— BEGIN Data extract —
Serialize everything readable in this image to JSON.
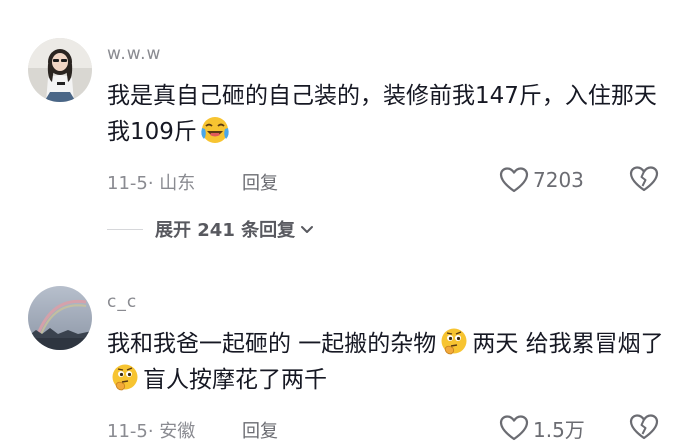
{
  "comments": [
    {
      "username": "w.w.w",
      "text_before_emoji": "我是真自己砸的自己装的，装修前我147斤，入住那天我109斤",
      "emoji_1": "crying-laughing-emoji",
      "text_after_emoji": "",
      "date_location": "11-5· 山东",
      "reply_label": "回复",
      "like_count": "7203",
      "expand_label": "展开 241 条回复"
    },
    {
      "username": "c_c",
      "text_part_1": "我和我爸一起砸的 一起搬的杂物",
      "emoji_1": "thinking-emoji",
      "text_part_2": "两天 给我累冒烟了",
      "emoji_2": "thinking-emoji",
      "text_part_3": "盲人按摩花了两千",
      "date_location": "11-5· 安徽",
      "reply_label": "回复",
      "like_count": "1.5万"
    }
  ],
  "colors": {
    "primary_text": "#161823",
    "secondary_text": "#8a8b91",
    "action_text": "#6b6c72"
  },
  "icons": {
    "like": "heart-outline-icon",
    "dislike": "broken-heart-outline-icon",
    "expand": "chevron-down-icon"
  }
}
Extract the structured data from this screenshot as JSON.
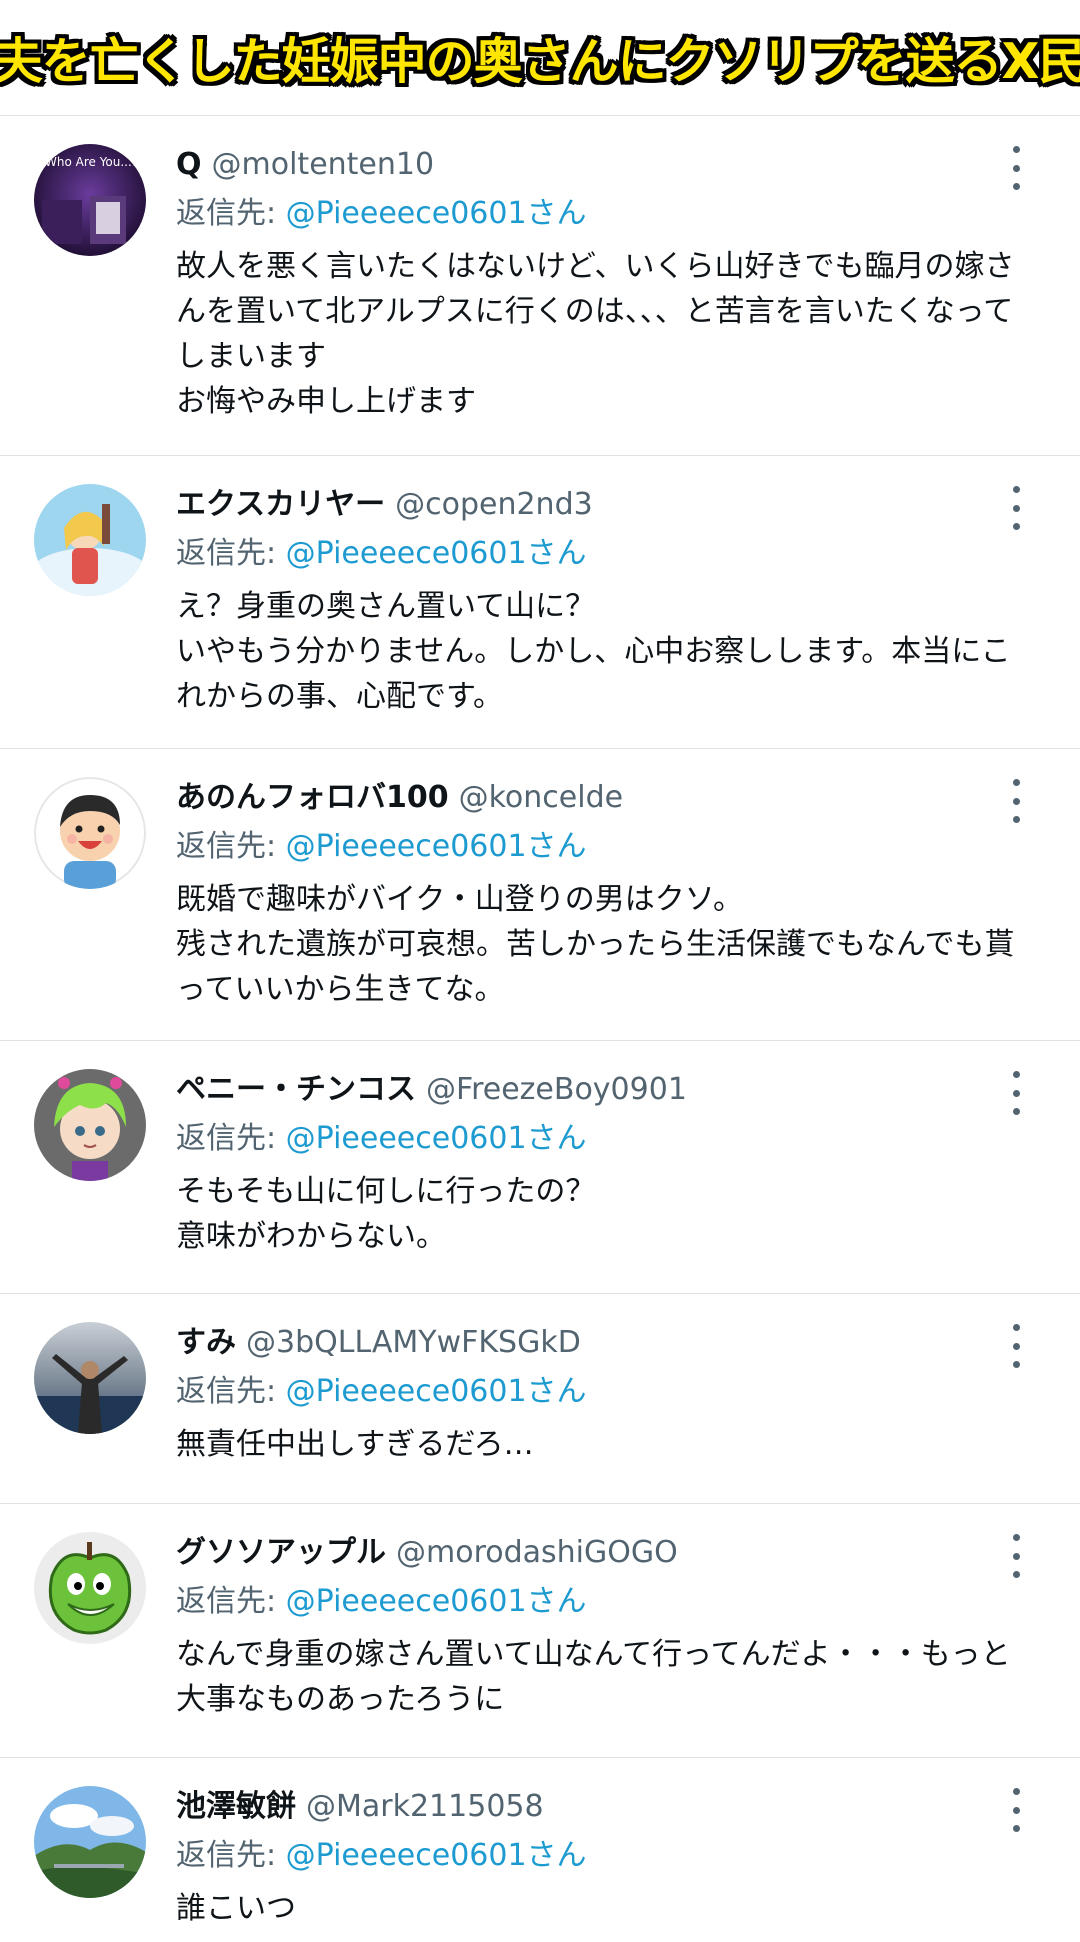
{
  "headline": "夫を亡くした妊娠中の奥さんにクソリプを送るX民",
  "reply_prefix": "返信先:",
  "tweets": [
    {
      "name": "Q",
      "handle": "@moltenten10",
      "reply_to": "@Pieeeece0601さん",
      "text": "故人を悪く言いたくはないけど、いくら山好きでも臨月の嫁さんを置いて北アルプスに行くのは、、、と苦言を言いたくなってしまいます\nお悔やみ申し上げます",
      "avatar_icon": "who-are-you-avatar-icon",
      "avatar_text": "Who Are You...!?"
    },
    {
      "name": "エクスカリヤー",
      "handle": "@copen2nd3",
      "reply_to": "@Pieeeece0601さん",
      "text": "え？身重の奥さん置いて山に？\nいやもう分かりません。しかし、心中お察しします。本当にこれからの事、心配です。",
      "avatar_icon": "anime-character-avatar-icon"
    },
    {
      "name": "あのんフォロバ100",
      "handle": "@koncelde",
      "reply_to": "@Pieeeece0601さん",
      "text": "既婚で趣味がバイク・山登りの男はクソ。\n残された遺族が可哀想。苦しかったら生活保護でもなんでも貰っていいから生きてな。",
      "avatar_icon": "cartoon-boy-avatar-icon"
    },
    {
      "name": "ペニー・チンコス",
      "handle": "@FreezeBoy0901",
      "reply_to": "@Pieeeece0601さん",
      "text": "そもそも山に何しに行ったの？\n意味がわからない。",
      "avatar_icon": "green-hair-character-avatar-icon"
    },
    {
      "name": "すみ",
      "handle": "@3bQLLAMYwFKSGkD",
      "reply_to": "@Pieeeece0601さん",
      "text": "無責任中出しすぎるだろ…",
      "avatar_icon": "person-photo-avatar-icon"
    },
    {
      "name": "グソソアップル",
      "handle": "@morodashiGOGO",
      "reply_to": "@Pieeeece0601さん",
      "text": "なんで身重の嫁さん置いて山なんて行ってんだよ・・・もっと大事なものあったろうに",
      "avatar_icon": "green-apple-avatar-icon"
    },
    {
      "name": "池澤敏餅",
      "handle": "@Mark2115058",
      "reply_to": "@Pieeeece0601さん",
      "text": "誰こいつ",
      "avatar_icon": "landscape-photo-avatar-icon"
    }
  ],
  "colors": {
    "headline_fill": "#ffe600",
    "headline_outline": "#000000",
    "reply_link": "#1d9bd1",
    "secondary_text": "#536471",
    "divider": "#dfe3e6"
  }
}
— END Data extract —
Task objective.
Keep every word of the data as it is when you write it out, but drop the pictures.

The solution.
Serialize everything readable in this image to JSON.
{
  "comments": [
    {
      "username": "w.w.w",
      "text_before_emoji": "我是真自己砸的自己装的，装修前我147斤，入住那天我109斤",
      "emoji_1": "crying-laughing-emoji",
      "text_after_emoji": "",
      "date_location": "11-5· 山东",
      "reply_label": "回复",
      "like_count": "7203",
      "expand_label": "展开 241 条回复"
    },
    {
      "username": "c_c",
      "text_part_1": "我和我爸一起砸的 一起搬的杂物",
      "emoji_1": "thinking-emoji",
      "text_part_2": "两天 给我累冒烟了",
      "emoji_2": "thinking-emoji",
      "text_part_3": "盲人按摩花了两千",
      "date_location": "11-5· 安徽",
      "reply_label": "回复",
      "like_count": "1.5万"
    }
  ],
  "colors": {
    "primary_text": "#161823",
    "secondary_text": "#8a8b91",
    "action_text": "#6b6c72"
  },
  "icons": {
    "like": "heart-outline-icon",
    "dislike": "broken-heart-outline-icon",
    "expand": "chevron-down-icon"
  }
}
Extract the structured data from this screenshot as JSON.
{
  "headline": "夫を亡くした妊娠中の奥さんにクソリプを送るX民",
  "reply_prefix": "返信先:",
  "tweets": [
    {
      "name": "Q",
      "handle": "@moltenten10",
      "reply_to": "@Pieeeece0601さん",
      "text": "故人を悪く言いたくはないけど、いくら山好きでも臨月の嫁さんを置いて北アルプスに行くのは、、、と苦言を言いたくなってしまいます\nお悔やみ申し上げます",
      "avatar_icon": "who-are-you-avatar-icon",
      "avatar_text": "Who Are You...!?"
    },
    {
      "name": "エクスカリヤー",
      "handle": "@copen2nd3",
      "reply_to": "@Pieeeece0601さん",
      "text": "え？身重の奥さん置いて山に？\nいやもう分かりません。しかし、心中お察しします。本当にこれからの事、心配です。",
      "avatar_icon": "anime-character-avatar-icon"
    },
    {
      "name": "あのんフォロバ100",
      "handle": "@koncelde",
      "reply_to": "@Pieeeece0601さん",
      "text": "既婚で趣味がバイク・山登りの男はクソ。\n残された遺族が可哀想。苦しかったら生活保護でもなんでも貰っていいから生きてな。",
      "avatar_icon": "cartoon-boy-avatar-icon"
    },
    {
      "name": "ペニー・チンコス",
      "handle": "@FreezeBoy0901",
      "reply_to": "@Pieeeece0601さん",
      "text": "そもそも山に何しに行ったの？\n意味がわからない。",
      "avatar_icon": "green-hair-character-avatar-icon"
    },
    {
      "name": "すみ",
      "handle": "@3bQLLAMYwFKSGkD",
      "reply_to": "@Pieeeece0601さん",
      "text": "無責任中出しすぎるだろ…",
      "avatar_icon": "person-photo-avatar-icon"
    },
    {
      "name": "グソソアップル",
      "handle": "@morodashiGOGO",
      "reply_to": "@Pieeeece0601さん",
      "text": "なんで身重の嫁さん置いて山なんて行ってんだよ・・・もっと大事なものあったろうに",
      "avatar_icon": "green-apple-avatar-icon"
    },
    {
      "name": "池澤敏餅",
      "handle": "@Mark2115058",
      "reply_to": "@Pieeeece0601さん",
      "text": "誰こいつ",
      "avatar_icon": "landscape-photo-avatar-icon"
    }
  ],
  "colors": {
    "headline_fill": "#ffe600",
    "headline_outline": "#000000",
    "reply_link": "#1d9bd1",
    "secondary_text": "#536471",
    "divider": "#dfe3e6"
  }
}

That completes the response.